### INPUT MATERIAL:
────────

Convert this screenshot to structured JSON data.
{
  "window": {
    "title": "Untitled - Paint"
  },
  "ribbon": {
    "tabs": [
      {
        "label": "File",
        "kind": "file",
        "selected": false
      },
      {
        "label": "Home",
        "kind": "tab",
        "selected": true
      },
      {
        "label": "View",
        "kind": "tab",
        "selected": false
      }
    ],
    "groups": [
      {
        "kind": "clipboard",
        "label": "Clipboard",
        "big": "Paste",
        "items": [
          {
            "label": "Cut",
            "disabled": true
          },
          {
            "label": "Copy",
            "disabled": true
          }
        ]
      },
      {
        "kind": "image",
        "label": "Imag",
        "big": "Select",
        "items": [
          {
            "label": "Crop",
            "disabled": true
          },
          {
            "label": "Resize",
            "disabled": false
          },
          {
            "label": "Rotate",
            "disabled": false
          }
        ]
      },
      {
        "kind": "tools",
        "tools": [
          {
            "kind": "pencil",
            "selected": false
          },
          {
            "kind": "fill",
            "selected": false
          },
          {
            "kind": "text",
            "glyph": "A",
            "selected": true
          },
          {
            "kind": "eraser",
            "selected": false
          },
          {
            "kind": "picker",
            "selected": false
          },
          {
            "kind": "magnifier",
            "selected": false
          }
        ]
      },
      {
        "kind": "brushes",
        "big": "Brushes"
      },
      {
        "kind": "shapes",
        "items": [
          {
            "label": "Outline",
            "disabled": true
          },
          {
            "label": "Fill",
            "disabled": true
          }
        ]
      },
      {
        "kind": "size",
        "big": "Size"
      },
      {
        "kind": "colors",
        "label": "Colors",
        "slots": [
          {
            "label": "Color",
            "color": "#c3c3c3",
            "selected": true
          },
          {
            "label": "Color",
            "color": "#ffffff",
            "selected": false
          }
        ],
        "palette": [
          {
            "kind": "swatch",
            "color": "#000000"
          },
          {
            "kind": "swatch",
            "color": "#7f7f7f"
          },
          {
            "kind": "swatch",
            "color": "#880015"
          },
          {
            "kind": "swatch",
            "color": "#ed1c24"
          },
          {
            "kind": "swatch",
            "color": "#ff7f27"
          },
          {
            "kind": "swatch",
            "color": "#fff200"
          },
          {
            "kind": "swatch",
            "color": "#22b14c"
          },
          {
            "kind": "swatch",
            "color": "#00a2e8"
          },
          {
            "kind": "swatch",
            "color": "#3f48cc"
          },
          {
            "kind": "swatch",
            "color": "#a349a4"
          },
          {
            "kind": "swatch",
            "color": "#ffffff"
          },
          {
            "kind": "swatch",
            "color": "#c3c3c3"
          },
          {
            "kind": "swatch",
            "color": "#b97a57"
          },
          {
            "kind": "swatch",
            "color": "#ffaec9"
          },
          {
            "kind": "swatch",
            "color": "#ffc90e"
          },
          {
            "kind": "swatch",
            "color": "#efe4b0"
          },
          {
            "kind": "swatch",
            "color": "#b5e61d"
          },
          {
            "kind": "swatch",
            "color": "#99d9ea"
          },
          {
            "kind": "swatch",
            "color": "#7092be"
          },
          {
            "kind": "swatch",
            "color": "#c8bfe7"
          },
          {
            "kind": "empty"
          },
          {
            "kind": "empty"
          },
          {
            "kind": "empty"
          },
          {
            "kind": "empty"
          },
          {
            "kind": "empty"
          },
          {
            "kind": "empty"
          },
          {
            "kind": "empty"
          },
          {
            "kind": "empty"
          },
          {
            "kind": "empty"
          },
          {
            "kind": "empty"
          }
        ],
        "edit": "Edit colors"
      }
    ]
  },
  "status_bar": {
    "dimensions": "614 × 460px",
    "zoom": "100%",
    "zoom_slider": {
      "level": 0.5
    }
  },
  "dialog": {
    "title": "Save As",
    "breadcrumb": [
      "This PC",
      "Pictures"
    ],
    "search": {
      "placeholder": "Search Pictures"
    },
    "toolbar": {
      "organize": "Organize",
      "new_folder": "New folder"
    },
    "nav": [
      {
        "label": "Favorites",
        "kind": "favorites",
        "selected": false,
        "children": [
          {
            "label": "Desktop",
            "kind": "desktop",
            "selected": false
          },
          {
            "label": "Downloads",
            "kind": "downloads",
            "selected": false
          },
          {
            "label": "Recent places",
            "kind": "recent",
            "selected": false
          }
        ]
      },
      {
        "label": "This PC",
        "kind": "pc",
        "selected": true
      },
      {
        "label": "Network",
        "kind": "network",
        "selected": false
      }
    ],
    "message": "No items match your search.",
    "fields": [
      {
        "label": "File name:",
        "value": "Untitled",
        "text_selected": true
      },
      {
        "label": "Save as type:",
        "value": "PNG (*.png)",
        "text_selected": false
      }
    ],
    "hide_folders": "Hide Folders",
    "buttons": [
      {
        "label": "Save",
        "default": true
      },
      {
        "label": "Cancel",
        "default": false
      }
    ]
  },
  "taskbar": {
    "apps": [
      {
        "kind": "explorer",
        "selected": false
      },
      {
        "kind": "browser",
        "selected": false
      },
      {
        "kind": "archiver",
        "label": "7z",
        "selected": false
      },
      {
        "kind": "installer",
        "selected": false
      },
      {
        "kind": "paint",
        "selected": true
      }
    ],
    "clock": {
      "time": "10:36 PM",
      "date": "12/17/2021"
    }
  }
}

────────

### TASK TO COMPLETE:
Quote every entry exactly.

### FULL ANSWER:
Convert this screenshot to structured JSON data.
{
  "window": {
    "title": "Untitled - Paint"
  },
  "ribbon": {
    "tabs": [
      {
        "label": "File",
        "kind": "file",
        "selected": false
      },
      {
        "label": "Home",
        "kind": "tab",
        "selected": true
      },
      {
        "label": "View",
        "kind": "tab",
        "selected": false
      }
    ],
    "groups": [
      {
        "kind": "clipboard",
        "label": "Clipboard",
        "big": "Paste",
        "items": [
          {
            "label": "Cut",
            "disabled": true
          },
          {
            "label": "Copy",
            "disabled": true
          }
        ]
      },
      {
        "kind": "image",
        "label": "Imag",
        "big": "Select",
        "items": [
          {
            "label": "Crop",
            "disabled": true
          },
          {
            "label": "Resize",
            "disabled": false
          },
          {
            "label": "Rotate",
            "disabled": false
          }
        ]
      },
      {
        "kind": "tools",
        "tools": [
          {
            "kind": "pencil",
            "selected": false
          },
          {
            "kind": "fill",
            "selected": false
          },
          {
            "kind": "text",
            "glyph": "A",
            "selected": true
          },
          {
            "kind": "eraser",
            "selected": false
          },
          {
            "kind": "picker",
            "selected": false
          },
          {
            "kind": "magnifier",
            "selected": false
          }
        ]
      },
      {
        "kind": "brushes",
        "big": "Brushes"
      },
      {
        "kind": "shapes",
        "items": [
          {
            "label": "Outline",
            "disabled": true
          },
          {
            "label": "Fill",
            "disabled": true
          }
        ]
      },
      {
        "kind": "size",
        "big": "Size"
      },
      {
        "kind": "colors",
        "label": "Colors",
        "slots": [
          {
            "label": "Color",
            "color": "#c3c3c3",
            "selected": true
          },
          {
            "label": "Color",
            "color": "#ffffff",
            "selected": false
          }
        ],
        "palette": [
          {
            "kind": "swatch",
            "color": "#000000"
          },
          {
            "kind": "swatch",
            "color": "#7f7f7f"
          },
          {
            "kind": "swatch",
            "color": "#880015"
          },
          {
            "kind": "swatch",
            "color": "#ed1c24"
          },
          {
            "kind": "swatch",
            "color": "#ff7f27"
          },
          {
            "kind": "swatch",
            "color": "#fff200"
          },
          {
            "kind": "swatch",
            "color": "#22b14c"
          },
          {
            "kind": "swatch",
            "color": "#00a2e8"
          },
          {
            "kind": "swatch",
            "color": "#3f48cc"
          },
          {
            "kind": "swatch",
            "color": "#a349a4"
          },
          {
            "kind": "swatch",
            "color": "#ffffff"
          },
          {
            "kind": "swatch",
            "color": "#c3c3c3"
          },
          {
            "kind": "swatch",
            "color": "#b97a57"
          },
          {
            "kind": "swatch",
            "color": "#ffaec9"
          },
          {
            "kind": "swatch",
            "color": "#ffc90e"
          },
          {
            "kind": "swatch",
            "color": "#efe4b0"
          },
          {
            "kind": "swatch",
            "color": "#b5e61d"
          },
          {
            "kind": "swatch",
            "color": "#99d9ea"
          },
          {
            "kind": "swatch",
            "color": "#7092be"
          },
          {
            "kind": "swatch",
            "color": "#c8bfe7"
          },
          {
            "kind": "empty"
          },
          {
            "kind": "empty"
          },
          {
            "kind": "empty"
          },
          {
            "kind": "empty"
          },
          {
            "kind": "empty"
          },
          {
            "kind": "empty"
          },
          {
            "kind": "empty"
          },
          {
            "kind": "empty"
          },
          {
            "kind": "empty"
          },
          {
            "kind": "empty"
          }
        ],
        "edit": "Edit colors"
      }
    ]
  },
  "status_bar": {
    "dimensions": "614 × 460px",
    "zoom": "100%",
    "zoom_slider": {
      "level": 0.5
    }
  },
  "dialog": {
    "title": "Save As",
    "breadcrumb": [
      "This PC",
      "Pictures"
    ],
    "search": {
      "placeholder": "Search Pictures"
    },
    "toolbar": {
      "organize": "Organize",
      "new_folder": "New folder"
    },
    "nav": [
      {
        "label": "Favorites",
        "kind": "favorites",
        "selected": false,
        "children": [
          {
            "label": "Desktop",
            "kind": "desktop",
            "selected": false
          },
          {
            "label": "Downloads",
            "kind": "downloads",
            "selected": false
          },
          {
            "label": "Recent places",
            "kind": "recent",
            "selected": false
          }
        ]
      },
      {
        "label": "This PC",
        "kind": "pc",
        "selected": true
      },
      {
        "label": "Network",
        "kind": "network",
        "selected": false
      }
    ],
    "message": "No items match your search.",
    "fields": [
      {
        "label": "File name:",
        "value": "Untitled",
        "text_selected": true
      },
      {
        "label": "Save as type:",
        "value": "PNG (*.png)",
        "text_selected": false
      }
    ],
    "hide_folders": "Hide Folders",
    "buttons": [
      {
        "label": "Save",
        "default": true
      },
      {
        "label": "Cancel",
        "default": false
      }
    ]
  },
  "taskbar": {
    "apps": [
      {
        "kind": "explorer",
        "selected": false
      },
      {
        "kind": "browser",
        "selected": false
      },
      {
        "kind": "archiver",
        "label": "7z",
        "selected": false
      },
      {
        "kind": "installer",
        "selected": false
      },
      {
        "kind": "paint",
        "selected": true
      }
    ],
    "clock": {
      "time": "10:36 PM",
      "date": "12/17/2021"
    }
  }
}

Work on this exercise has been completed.